··· Data rows ···
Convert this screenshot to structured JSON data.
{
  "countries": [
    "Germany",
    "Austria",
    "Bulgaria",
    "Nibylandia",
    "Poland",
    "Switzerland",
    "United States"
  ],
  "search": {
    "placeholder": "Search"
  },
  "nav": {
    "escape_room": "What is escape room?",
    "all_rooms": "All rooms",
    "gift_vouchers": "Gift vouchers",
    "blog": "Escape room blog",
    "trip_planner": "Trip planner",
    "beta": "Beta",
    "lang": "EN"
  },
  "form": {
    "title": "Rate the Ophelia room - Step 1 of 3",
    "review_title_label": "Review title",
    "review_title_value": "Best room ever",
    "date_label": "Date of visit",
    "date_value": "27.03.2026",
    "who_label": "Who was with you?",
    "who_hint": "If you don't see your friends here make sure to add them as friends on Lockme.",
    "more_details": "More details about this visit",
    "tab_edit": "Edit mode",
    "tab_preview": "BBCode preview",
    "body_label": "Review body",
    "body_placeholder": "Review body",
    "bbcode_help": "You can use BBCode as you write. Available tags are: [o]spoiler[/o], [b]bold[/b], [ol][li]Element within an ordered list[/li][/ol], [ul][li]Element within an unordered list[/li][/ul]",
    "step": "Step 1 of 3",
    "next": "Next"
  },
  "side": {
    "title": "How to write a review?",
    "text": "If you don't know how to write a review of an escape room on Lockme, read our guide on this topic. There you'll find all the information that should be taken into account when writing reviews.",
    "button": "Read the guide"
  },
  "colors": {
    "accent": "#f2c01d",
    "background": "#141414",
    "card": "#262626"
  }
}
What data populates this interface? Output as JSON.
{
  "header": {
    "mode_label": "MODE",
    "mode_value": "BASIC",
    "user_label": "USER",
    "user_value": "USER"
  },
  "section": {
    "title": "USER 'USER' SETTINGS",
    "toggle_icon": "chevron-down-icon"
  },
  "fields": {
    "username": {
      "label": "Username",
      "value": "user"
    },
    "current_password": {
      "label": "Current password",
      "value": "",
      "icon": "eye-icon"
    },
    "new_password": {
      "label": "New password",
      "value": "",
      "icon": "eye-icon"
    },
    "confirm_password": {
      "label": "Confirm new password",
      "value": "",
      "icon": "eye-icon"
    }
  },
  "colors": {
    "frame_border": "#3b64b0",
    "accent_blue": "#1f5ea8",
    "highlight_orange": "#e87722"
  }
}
···
Set problem ::
Copy out each line of the entries that holds "body".

Completed exercise ::
    "body_label": "Review body",
    "body_placeholder": "Review body",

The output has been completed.